▶ _PROMPT_:
Translate this sentence from the BB gun text below into Spanish: "The MP661K is best known for being one of the few (if only) select-fire BB guns and can fire single, three-round, and six-round bursts - although in some markets, such as the United Kingdom, only semi-auto is available."

══ SELECTION

The MP-661K "Drozd" is  Russian-made BB pistol and rifle.

Options
The MP661K is best known for being one of the few (if only) select-fire BB guns and can fire single, three-round, and six-round bursts - although in some markets, such as the United Kingdom, only semi-auto is available. 

It is popular with both casual target shooters and airgun enthusiasts; it is excellent out of the box plus offers customization options and upgrades. Such modifications include aftermarket/third-party and user-community alterations and upgrades such as "mod boards" that can increase the rate of fire up to 2000 rounds per minute and provide true fully automatic operation, adapters to use external propellant sources (such as 20 oz paintball CO2 tanks or HPA scuba tanks), dye kits to change the color (commonly RIT fabric dye is used), and longer barrels (higher velocity).

════
══ LISTED ENTRIES

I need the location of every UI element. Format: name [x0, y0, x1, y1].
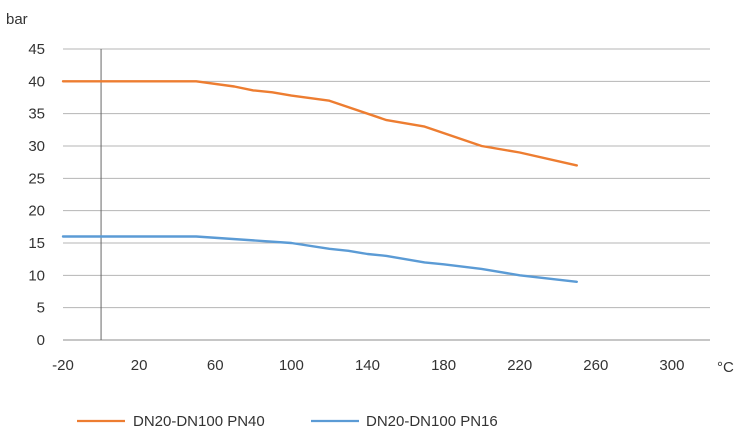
y-tick-label: 25 — [28, 170, 45, 187]
x-tick-label: 300 — [659, 357, 684, 374]
y-tick-label: 10 — [28, 267, 45, 284]
y-tick-label: 20 — [28, 203, 45, 220]
tick-labels: 0 5 10 15 20 25 30 35 40 45 -20 20 60 100 140 180 220 260… — [28, 41, 684, 374]
x-tick-label: 220 — [507, 357, 532, 374]
y-tick-label: 30 — [28, 138, 45, 155]
x-tick-label: 100 — [279, 357, 304, 374]
y-tick-label: 15 — [28, 235, 45, 252]
series-line-0 — [61, 80, 578, 167]
x-tick-label: 180 — [431, 357, 456, 374]
series-line-1 — [61, 235, 578, 283]
x-tick-label: -20 — [52, 357, 74, 374]
series-layer — [61, 80, 578, 283]
legend-label-pn16: DN20-DN100 PN16 — [366, 413, 498, 430]
y-tick-label: 35 — [28, 106, 45, 123]
x-axis-unit-label: °C — [717, 359, 734, 376]
gridlines — [63, 48, 710, 341]
x-tick-label: 20 — [131, 357, 148, 374]
x-tick-label: 140 — [355, 357, 380, 374]
x-tick-label: 60 — [207, 357, 224, 374]
legend: DN20-DN100 PN40 DN20-DN100 PN16 — [77, 413, 498, 430]
y-tick-label: 45 — [28, 41, 45, 58]
x-tick-label: 260 — [583, 357, 608, 374]
y-tick-label: 0 — [37, 332, 45, 349]
y-tick-label: 5 — [37, 300, 45, 317]
y-axis-unit-label: bar — [6, 11, 28, 28]
y-tick-label: 40 — [28, 73, 45, 90]
legend-label-pn40: DN20-DN100 PN40 — [133, 413, 265, 430]
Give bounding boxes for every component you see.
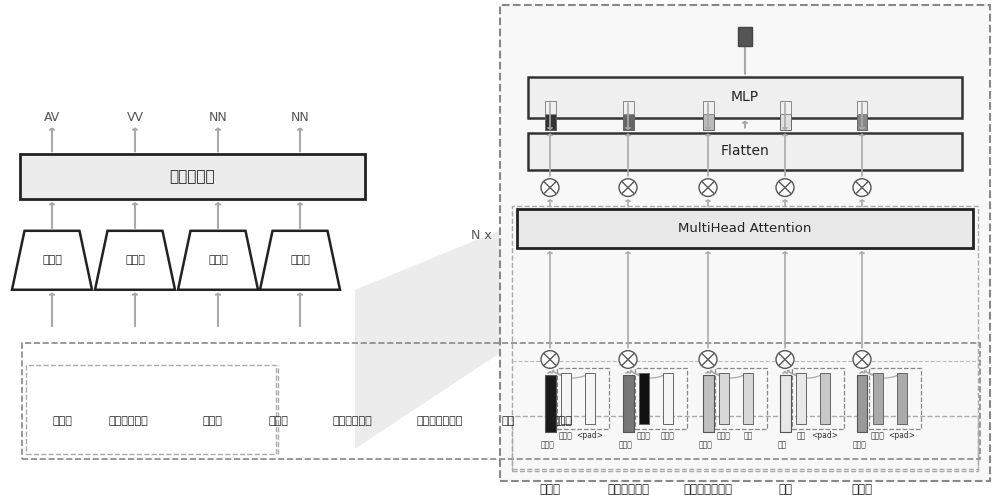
FancyBboxPatch shape <box>719 373 729 424</box>
Circle shape <box>776 179 794 197</box>
FancyBboxPatch shape <box>639 373 649 424</box>
Text: ออก: ออก <box>202 416 222 426</box>
Text: MLP: MLP <box>731 90 759 104</box>
FancyBboxPatch shape <box>738 27 752 46</box>
Text: ถึง: ถึง <box>552 416 572 426</box>
Text: <pad>: <pad> <box>889 431 916 440</box>
FancyBboxPatch shape <box>856 101 867 114</box>
Text: การ: การ <box>661 431 675 440</box>
FancyBboxPatch shape <box>561 373 571 424</box>
Polygon shape <box>178 231 258 290</box>
Circle shape <box>853 179 871 197</box>
Circle shape <box>619 350 637 368</box>
Text: ประชาชน: ประชาชน <box>684 483 732 495</box>
Text: ใน: ใน <box>796 431 806 440</box>
FancyBboxPatch shape <box>897 373 907 424</box>
Text: 编码器: 编码器 <box>290 255 310 265</box>
FancyBboxPatch shape <box>856 375 867 432</box>
Text: ให้: ให้ <box>541 440 554 449</box>
Text: ประ: ประ <box>717 431 731 440</box>
Text: ถึง: ถึง <box>851 483 872 495</box>
Circle shape <box>776 350 794 368</box>
Text: NN: NN <box>291 111 309 124</box>
Text: ให้: ให้ <box>559 431 573 440</box>
Text: ประชาชน: ประชาชน <box>417 416 463 426</box>
FancyBboxPatch shape <box>585 373 595 424</box>
Text: บริ: บริ <box>619 440 632 449</box>
FancyBboxPatch shape <box>820 373 830 424</box>
FancyBboxPatch shape <box>780 375 790 432</box>
Text: บริการ: บริการ <box>332 416 372 426</box>
Circle shape <box>699 350 717 368</box>
Circle shape <box>541 350 559 368</box>
Text: ถึง: ถึง <box>853 440 866 449</box>
Circle shape <box>619 179 637 197</box>
FancyBboxPatch shape <box>702 375 714 432</box>
FancyBboxPatch shape <box>622 114 634 130</box>
Text: NN: NN <box>209 111 227 124</box>
FancyBboxPatch shape <box>780 101 790 114</box>
Text: AV: AV <box>44 111 60 124</box>
FancyBboxPatch shape <box>544 375 556 432</box>
Text: ใน: ใน <box>778 483 792 495</box>
FancyBboxPatch shape <box>702 114 714 130</box>
FancyBboxPatch shape <box>517 209 973 248</box>
FancyBboxPatch shape <box>663 373 673 424</box>
Text: VV: VV <box>126 111 144 124</box>
FancyBboxPatch shape <box>796 373 806 424</box>
FancyBboxPatch shape <box>743 373 753 424</box>
Text: นอกจาก: นอกจาก <box>108 416 148 426</box>
FancyBboxPatch shape <box>20 154 365 199</box>
Text: บริ: บริ <box>637 431 651 440</box>
Text: 编码器: 编码器 <box>42 255 62 265</box>
FancyBboxPatch shape <box>544 114 556 130</box>
Circle shape <box>541 179 559 197</box>
FancyBboxPatch shape <box>780 114 790 130</box>
Text: N x: N x <box>471 229 492 242</box>
Polygon shape <box>260 231 340 290</box>
Text: โดย: โดย <box>52 416 72 426</box>
Text: ประ: ประ <box>699 440 712 449</box>
FancyBboxPatch shape <box>528 77 962 118</box>
Polygon shape <box>355 32 985 449</box>
FancyBboxPatch shape <box>622 101 634 114</box>
Text: ให้: ให้ <box>268 416 288 426</box>
FancyBboxPatch shape <box>622 375 634 432</box>
FancyBboxPatch shape <box>856 114 867 130</box>
Text: ถึง: ถึง <box>871 431 885 440</box>
FancyBboxPatch shape <box>528 133 962 170</box>
Text: MultiHead Attention: MultiHead Attention <box>678 222 812 235</box>
Circle shape <box>699 179 717 197</box>
Text: <pad>: <pad> <box>812 431 838 440</box>
Polygon shape <box>95 231 175 290</box>
Polygon shape <box>12 231 92 290</box>
Text: ให้: ให้ <box>540 483 560 495</box>
Text: 条件随机场: 条件随机场 <box>170 169 215 184</box>
Text: <pad>: <pad> <box>576 431 604 440</box>
Text: ชน: ชน <box>743 431 753 440</box>
Text: 编码器: 编码器 <box>208 255 228 265</box>
Text: บริการ: บริการ <box>607 483 649 495</box>
FancyBboxPatch shape <box>500 5 990 481</box>
Text: ใน: ใน <box>501 416 515 426</box>
FancyBboxPatch shape <box>702 101 714 114</box>
FancyBboxPatch shape <box>544 101 556 114</box>
Text: Flatten: Flatten <box>721 144 769 158</box>
FancyBboxPatch shape <box>873 373 883 424</box>
Circle shape <box>853 350 871 368</box>
Text: 编码器: 编码器 <box>125 255 145 265</box>
Text: ใน: ใน <box>778 440 787 449</box>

════

▶ _FINISHED TASK_:
El MP661K es conocido sobre todo por ser una de las pocas (si no la única) armas de balines BB con selector de fuego, y puede disparar tiro a tiro y en ráfagas de tres y de seis disparos, aunque en algunos mercados, como el Reino Unido, solo está disponible el modo semiautomático.